WHAT YOU SHOULD DO »
Indicate only the number of lines in the listing below in which the word "لعله" appears.

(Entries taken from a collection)
-- -- --
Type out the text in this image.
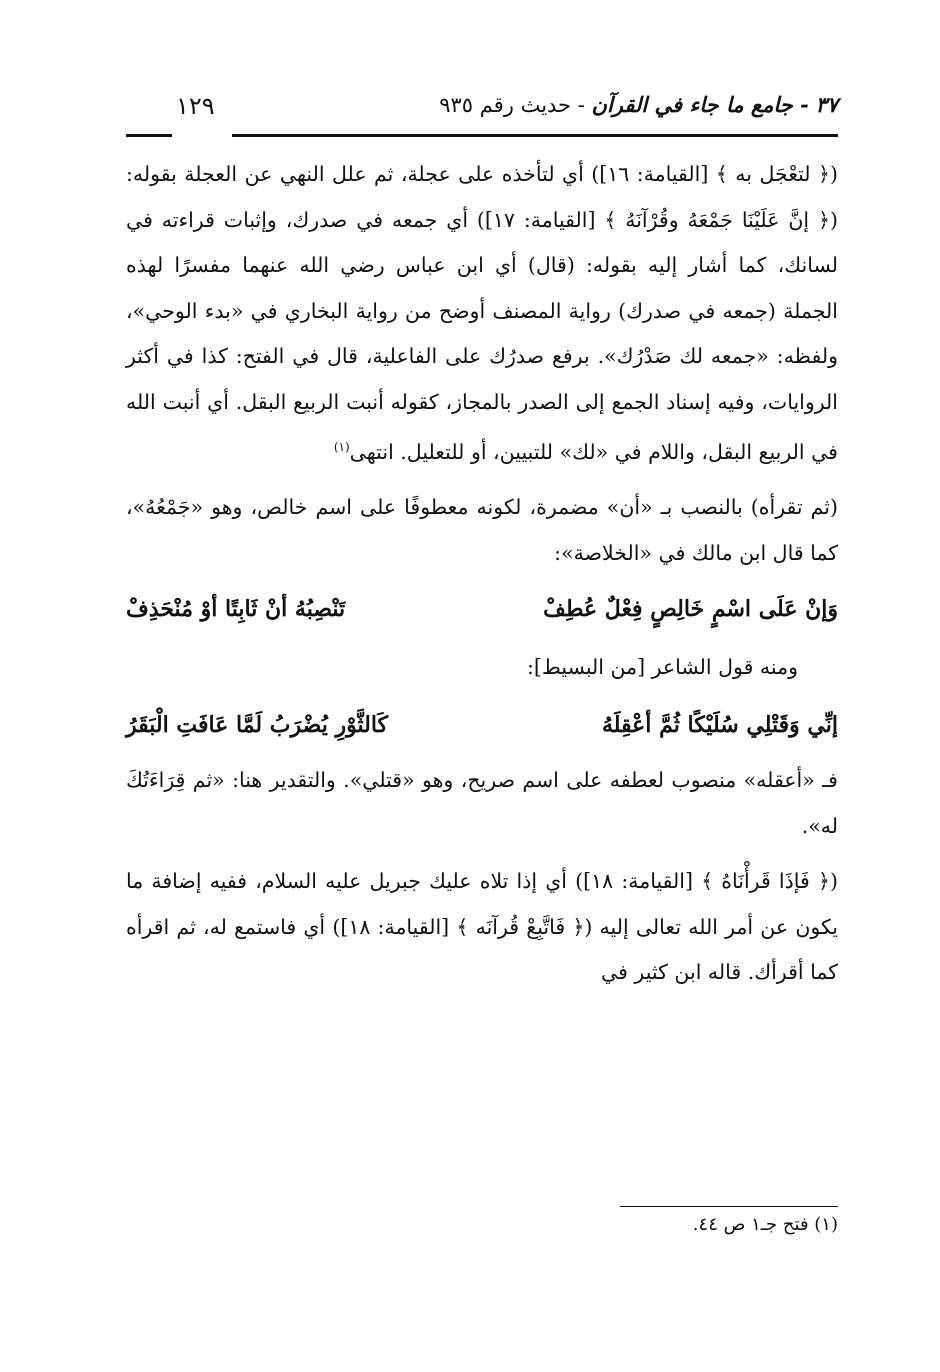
٣٧ - جامع ما جاء في القرآن - حديث رقم ٩٣٥
١٢٩

(﴿ لتعْجَل به ﴾ [القيامة: ١٦]) أي لتأخذه على عجلة، ثم علل النهي عن العجلة بقوله: (﴿ إنَّ عَلَيْنَا جَمْعَهُ وقُرْآنَهُ ﴾ [القيامة: ١٧]) أي جمعه في صدرك، وإثبات قراءته في لسانك، كما أشار إليه بقوله: (قال) أي ابن عباس رضي الله عنهما مفسرًا لهذه الجملة (جمعه في صدرك) رواية المصنف أوضح من رواية البخاري في «بدء الوحي»، ولفظه: «جمعه لك صَدْرُك». برفع صدرُك على الفاعلية، قال في الفتح: كذا في أكثر الروايات، وفيه إسناد الجمع إلى الصدر بالمجاز، كقوله أنبت الربيع البقل. أي أنبت الله في الربيع البقل، واللام في «لك» للتبيين، أو للتعليل. انتهى$^{(١)}$

(ثم تقرأه) بالنصب بـ «أن» مضمرة، لكونه معطوفًا على اسم خالص، وهو «جَمْعُهُ»، كما قال ابن مالك في «الخلاصة»:

وَإنْ عَلَى اسْمٍ خَالِصٍ فِعْلٌ عُطِفْ
تَنْصِبُهُ أنْ ثَابِتًا أوْ مُنْحَذِفْ

ومنه قول الشاعر [من البسيط]:

إنِّي وَقَتْلِي سُلَيْكًا ثُمَّ أعْقِلَهُ
كَالثَّوْرِ يُضْرَبُ لَمَّا عَافَتِ الْبَقَرُ

فـ «أعقله» منصوب لعطفه على اسم صريح، وهو «قتلي». والتقدير هنا: «ثم قِرَاءَتُكَ له».

(﴿ فَإذَا قَرأْنَاهُ ﴾ [القيامة: ١٨]) أي إذا تلاه عليك جبريل عليه السلام، ففيه إضافة ما يكون عن أمر الله تعالى إليه (﴿ فَاتَّبِعْ قُرآنَه ﴾ [القيامة: ١٨]) أي فاستمع له، ثم اقرأه كما أقرأك. قاله ابن كثير في

(١) فتح جـ١ ص ٤٤.
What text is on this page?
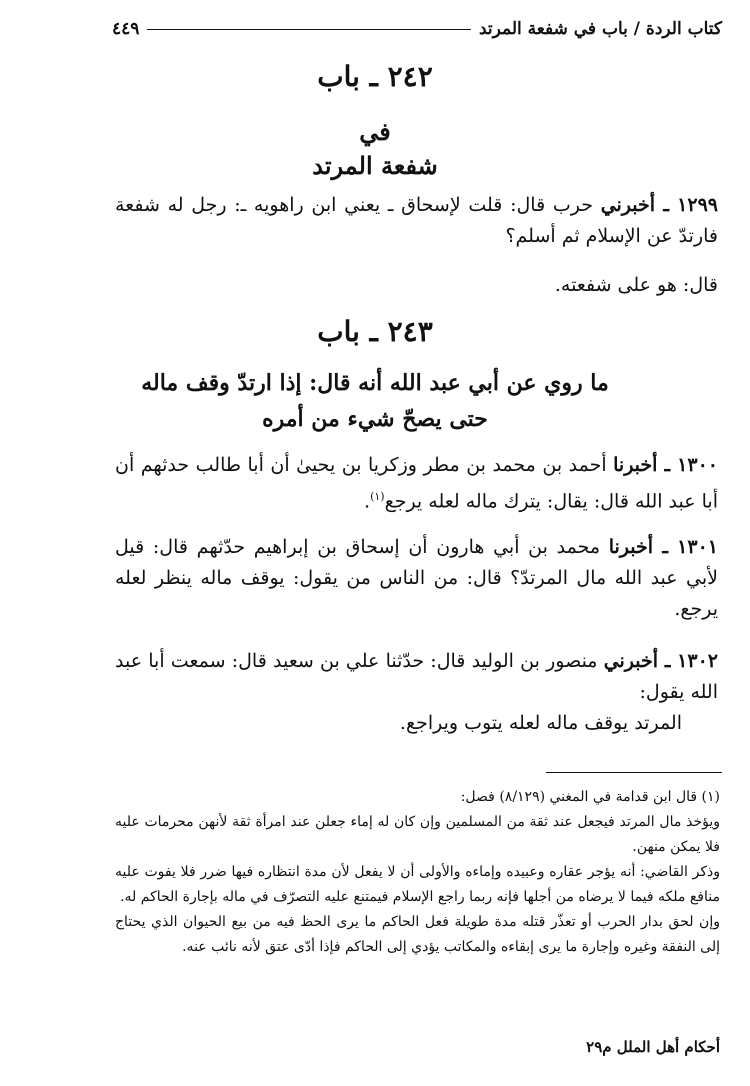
كتاب الردة / باب في شفعة المرتد
٤٤٩
٢٤٢ ـ باب
في
شفعة المرتد
١٢٩٩ ـ أخبرني حرب قال: قلت لإسحاق ـ يعني ابن راهويه ـ: رجل له شفعة فارتدّ عن الإسلام ثم أسلم؟
قال: هو على شفعته.
٢٤٣ ـ باب
ما روي عن أبي عبد الله أنه قال: إذا ارتدّ وقف ماله
حتى يصحّ شيء من أمره
١٣٠٠ ـ أخبرنا أحمد بن محمد بن مطر وزكريا بن يحيىٰ أن أبا طالب حدثهم أن أبا عبد الله قال: يقال: يترك ماله لعله يرجع$^{(١)}$.
١٣٠١ ـ أخبرنا محمد بن أبي هارون أن إسحاق بن إبراهيم حدّثهم قال: قيل لأبي عبد الله مال المرتدّ؟ قال: من الناس من يقول: يوقف ماله ينظر لعله يرجع.
١٣٠٢ ـ أخبرني منصور بن الوليد قال: حدّثنا علي بن سعيد قال: سمعت أبا عبد الله يقول:
المرتد يوقف ماله لعله يتوب ويراجع.
(١) قال ابن قدامة في المغني (٨/١٢٩) فصل:
ويؤخذ مال المرتد فيجعل عند ثقة من المسلمين وإن كان له إماء جعلن عند امرأة ثقة لأنهن محرمات عليه فلا يمكن منهن.
وذكر القاضي: أنه يؤجر عقاره وعبيده وإماءه والأولى أن لا يفعل لأن مدة انتظاره فيها ضرر فلا يفوت عليه منافع ملكه فيما لا يرضاه من أجلها فإنه ربما راجع الإسلام فيمتنع عليه التصرّف في ماله بإجارة الحاكم له.
وإن لحق بدار الحرب أو تعذّر قتله مدة طويلة فعل الحاكم ما يرى الحظ فيه من بيع الحيوان الذي يحتاج إلى النفقة وغيره وإجارة ما يرى إبقاءه والمكاتب يؤدي إلى الحاكم فإذا أدّى عتق لأنه نائب عنه.
أحكام أهل الملل م٢٩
-- -- --
TASK RESPONSE »
3